What is needed here is an exact copy of every entry.
BEGIN
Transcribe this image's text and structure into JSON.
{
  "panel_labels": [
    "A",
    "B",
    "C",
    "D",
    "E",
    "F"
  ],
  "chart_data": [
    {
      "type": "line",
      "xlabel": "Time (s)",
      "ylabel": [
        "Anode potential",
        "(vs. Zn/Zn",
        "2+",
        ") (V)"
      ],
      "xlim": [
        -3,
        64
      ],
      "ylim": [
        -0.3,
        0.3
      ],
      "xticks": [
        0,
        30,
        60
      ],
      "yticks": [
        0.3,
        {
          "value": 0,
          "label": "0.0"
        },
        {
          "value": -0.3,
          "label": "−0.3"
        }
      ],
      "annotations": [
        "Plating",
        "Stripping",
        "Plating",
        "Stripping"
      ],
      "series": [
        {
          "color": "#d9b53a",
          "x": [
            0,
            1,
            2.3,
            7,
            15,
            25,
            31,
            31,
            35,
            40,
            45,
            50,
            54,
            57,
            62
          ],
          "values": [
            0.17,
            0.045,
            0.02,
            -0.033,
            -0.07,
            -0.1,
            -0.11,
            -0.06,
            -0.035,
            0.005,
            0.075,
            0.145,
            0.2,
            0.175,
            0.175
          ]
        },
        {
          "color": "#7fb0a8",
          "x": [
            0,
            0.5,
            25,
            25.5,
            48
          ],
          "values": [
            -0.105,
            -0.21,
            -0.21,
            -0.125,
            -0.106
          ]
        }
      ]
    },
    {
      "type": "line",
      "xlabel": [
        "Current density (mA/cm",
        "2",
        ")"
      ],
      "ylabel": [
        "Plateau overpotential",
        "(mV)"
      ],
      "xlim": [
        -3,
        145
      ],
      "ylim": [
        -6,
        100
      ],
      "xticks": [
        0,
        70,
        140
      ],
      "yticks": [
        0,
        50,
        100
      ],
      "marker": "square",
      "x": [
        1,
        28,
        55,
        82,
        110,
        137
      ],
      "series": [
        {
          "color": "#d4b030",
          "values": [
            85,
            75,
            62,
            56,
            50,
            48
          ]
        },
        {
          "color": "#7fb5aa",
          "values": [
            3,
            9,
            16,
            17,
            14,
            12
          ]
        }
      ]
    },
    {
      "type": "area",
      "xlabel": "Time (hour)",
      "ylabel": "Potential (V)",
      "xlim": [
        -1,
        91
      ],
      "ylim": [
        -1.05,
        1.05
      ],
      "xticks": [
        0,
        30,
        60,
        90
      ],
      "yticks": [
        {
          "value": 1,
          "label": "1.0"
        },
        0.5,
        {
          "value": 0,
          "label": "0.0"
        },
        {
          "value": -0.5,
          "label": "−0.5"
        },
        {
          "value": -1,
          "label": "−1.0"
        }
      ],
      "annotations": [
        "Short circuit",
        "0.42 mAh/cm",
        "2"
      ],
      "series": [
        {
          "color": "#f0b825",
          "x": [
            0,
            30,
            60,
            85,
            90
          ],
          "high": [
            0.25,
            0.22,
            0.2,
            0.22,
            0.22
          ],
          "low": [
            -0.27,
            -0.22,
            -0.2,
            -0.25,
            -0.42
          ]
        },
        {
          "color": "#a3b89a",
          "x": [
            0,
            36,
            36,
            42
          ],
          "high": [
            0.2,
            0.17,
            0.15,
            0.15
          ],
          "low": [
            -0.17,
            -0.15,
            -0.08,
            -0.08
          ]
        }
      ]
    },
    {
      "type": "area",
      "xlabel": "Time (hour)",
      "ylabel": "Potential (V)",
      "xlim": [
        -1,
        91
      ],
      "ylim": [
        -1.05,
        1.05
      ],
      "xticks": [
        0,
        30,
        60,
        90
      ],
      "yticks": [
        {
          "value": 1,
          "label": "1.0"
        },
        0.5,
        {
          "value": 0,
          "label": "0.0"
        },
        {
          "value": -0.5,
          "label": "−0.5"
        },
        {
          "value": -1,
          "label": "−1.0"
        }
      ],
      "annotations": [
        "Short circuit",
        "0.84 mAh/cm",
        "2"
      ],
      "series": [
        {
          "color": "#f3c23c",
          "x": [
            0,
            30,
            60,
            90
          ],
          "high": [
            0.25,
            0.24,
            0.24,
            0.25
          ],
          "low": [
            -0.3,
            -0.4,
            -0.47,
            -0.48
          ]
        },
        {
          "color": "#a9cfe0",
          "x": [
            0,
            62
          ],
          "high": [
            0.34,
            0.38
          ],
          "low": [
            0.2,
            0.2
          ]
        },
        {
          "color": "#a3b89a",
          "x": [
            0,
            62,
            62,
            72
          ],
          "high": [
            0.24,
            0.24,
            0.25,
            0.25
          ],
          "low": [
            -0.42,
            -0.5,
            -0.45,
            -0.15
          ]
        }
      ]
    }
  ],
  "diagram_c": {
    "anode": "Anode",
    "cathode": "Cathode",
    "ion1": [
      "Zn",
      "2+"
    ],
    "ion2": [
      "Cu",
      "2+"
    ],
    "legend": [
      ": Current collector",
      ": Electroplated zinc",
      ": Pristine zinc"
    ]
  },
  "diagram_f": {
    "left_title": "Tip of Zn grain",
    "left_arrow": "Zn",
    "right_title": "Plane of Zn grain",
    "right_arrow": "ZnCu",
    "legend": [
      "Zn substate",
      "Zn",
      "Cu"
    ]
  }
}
END
● ANSWER BELOW
Transcribe this image's text and structure into JSON.
{
  "panel_labels": [
    "A",
    "B",
    "C",
    "D",
    "E",
    "F"
  ],
  "chart_data": [
    {
      "type": "line",
      "xlabel": "Time (s)",
      "ylabel": [
        "Anode potential",
        "(vs. Zn/Zn",
        "2+",
        ") (V)"
      ],
      "xlim": [
        -3,
        64
      ],
      "ylim": [
        -0.3,
        0.3
      ],
      "xticks": [
        0,
        30,
        60
      ],
      "yticks": [
        0.3,
        {
          "value": 0,
          "label": "0.0"
        },
        {
          "value": -0.3,
          "label": "−0.3"
        }
      ],
      "annotations": [
        "Plating",
        "Stripping",
        "Plating",
        "Stripping"
      ],
      "series": [
        {
          "color": "#d9b53a",
          "x": [
            0,
            1,
            2.3,
            7,
            15,
            25,
            31,
            31,
            35,
            40,
            45,
            50,
            54,
            57,
            62
          ],
          "values": [
            0.17,
            0.045,
            0.02,
            -0.033,
            -0.07,
            -0.1,
            -0.11,
            -0.06,
            -0.035,
            0.005,
            0.075,
            0.145,
            0.2,
            0.175,
            0.175
          ]
        },
        {
          "color": "#7fb0a8",
          "x": [
            0,
            0.5,
            25,
            25.5,
            48
          ],
          "values": [
            -0.105,
            -0.21,
            -0.21,
            -0.125,
            -0.106
          ]
        }
      ]
    },
    {
      "type": "line",
      "xlabel": [
        "Current density (mA/cm",
        "2",
        ")"
      ],
      "ylabel": [
        "Plateau overpotential",
        "(mV)"
      ],
      "xlim": [
        -3,
        145
      ],
      "ylim": [
        -6,
        100
      ],
      "xticks": [
        0,
        70,
        140
      ],
      "yticks": [
        0,
        50,
        100
      ],
      "marker": "square",
      "x": [
        1,
        28,
        55,
        82,
        110,
        137
      ],
      "series": [
        {
          "color": "#d4b030",
          "values": [
            85,
            75,
            62,
            56,
            50,
            48
          ]
        },
        {
          "color": "#7fb5aa",
          "values": [
            3,
            9,
            16,
            17,
            14,
            12
          ]
        }
      ]
    },
    {
      "type": "area",
      "xlabel": "Time (hour)",
      "ylabel": "Potential (V)",
      "xlim": [
        -1,
        91
      ],
      "ylim": [
        -1.05,
        1.05
      ],
      "xticks": [
        0,
        30,
        60,
        90
      ],
      "yticks": [
        {
          "value": 1,
          "label": "1.0"
        },
        0.5,
        {
          "value": 0,
          "label": "0.0"
        },
        {
          "value": -0.5,
          "label": "−0.5"
        },
        {
          "value": -1,
          "label": "−1.0"
        }
      ],
      "annotations": [
        "Short circuit",
        "0.42 mAh/cm",
        "2"
      ],
      "series": [
        {
          "color": "#f0b825",
          "x": [
            0,
            30,
            60,
            85,
            90
          ],
          "high": [
            0.25,
            0.22,
            0.2,
            0.22,
            0.22
          ],
          "low": [
            -0.27,
            -0.22,
            -0.2,
            -0.25,
            -0.42
          ]
        },
        {
          "color": "#a3b89a",
          "x": [
            0,
            36,
            36,
            42
          ],
          "high": [
            0.2,
            0.17,
            0.15,
            0.15
          ],
          "low": [
            -0.17,
            -0.15,
            -0.08,
            -0.08
          ]
        }
      ]
    },
    {
      "type": "area",
      "xlabel": "Time (hour)",
      "ylabel": "Potential (V)",
      "xlim": [
        -1,
        91
      ],
      "ylim": [
        -1.05,
        1.05
      ],
      "xticks": [
        0,
        30,
        60,
        90
      ],
      "yticks": [
        {
          "value": 1,
          "label": "1.0"
        },
        0.5,
        {
          "value": 0,
          "label": "0.0"
        },
        {
          "value": -0.5,
          "label": "−0.5"
        },
        {
          "value": -1,
          "label": "−1.0"
        }
      ],
      "annotations": [
        "Short circuit",
        "0.84 mAh/cm",
        "2"
      ],
      "series": [
        {
          "color": "#f3c23c",
          "x": [
            0,
            30,
            60,
            90
          ],
          "high": [
            0.25,
            0.24,
            0.24,
            0.25
          ],
          "low": [
            -0.3,
            -0.4,
            -0.47,
            -0.48
          ]
        },
        {
          "color": "#a9cfe0",
          "x": [
            0,
            62
          ],
          "high": [
            0.34,
            0.38
          ],
          "low": [
            0.2,
            0.2
          ]
        },
        {
          "color": "#a3b89a",
          "x": [
            0,
            62,
            62,
            72
          ],
          "high": [
            0.24,
            0.24,
            0.25,
            0.25
          ],
          "low": [
            -0.42,
            -0.5,
            -0.45,
            -0.15
          ]
        }
      ]
    }
  ],
  "diagram_c": {
    "anode": "Anode",
    "cathode": "Cathode",
    "ion1": [
      "Zn",
      "2+"
    ],
    "ion2": [
      "Cu",
      "2+"
    ],
    "legend": [
      ": Current collector",
      ": Electroplated zinc",
      ": Pristine zinc"
    ]
  },
  "diagram_f": {
    "left_title": "Tip of Zn grain",
    "left_arrow": "Zn",
    "right_title": "Plane of Zn grain",
    "right_arrow": "ZnCu",
    "legend": [
      "Zn substate",
      "Zn",
      "Cu"
    ]
  }
}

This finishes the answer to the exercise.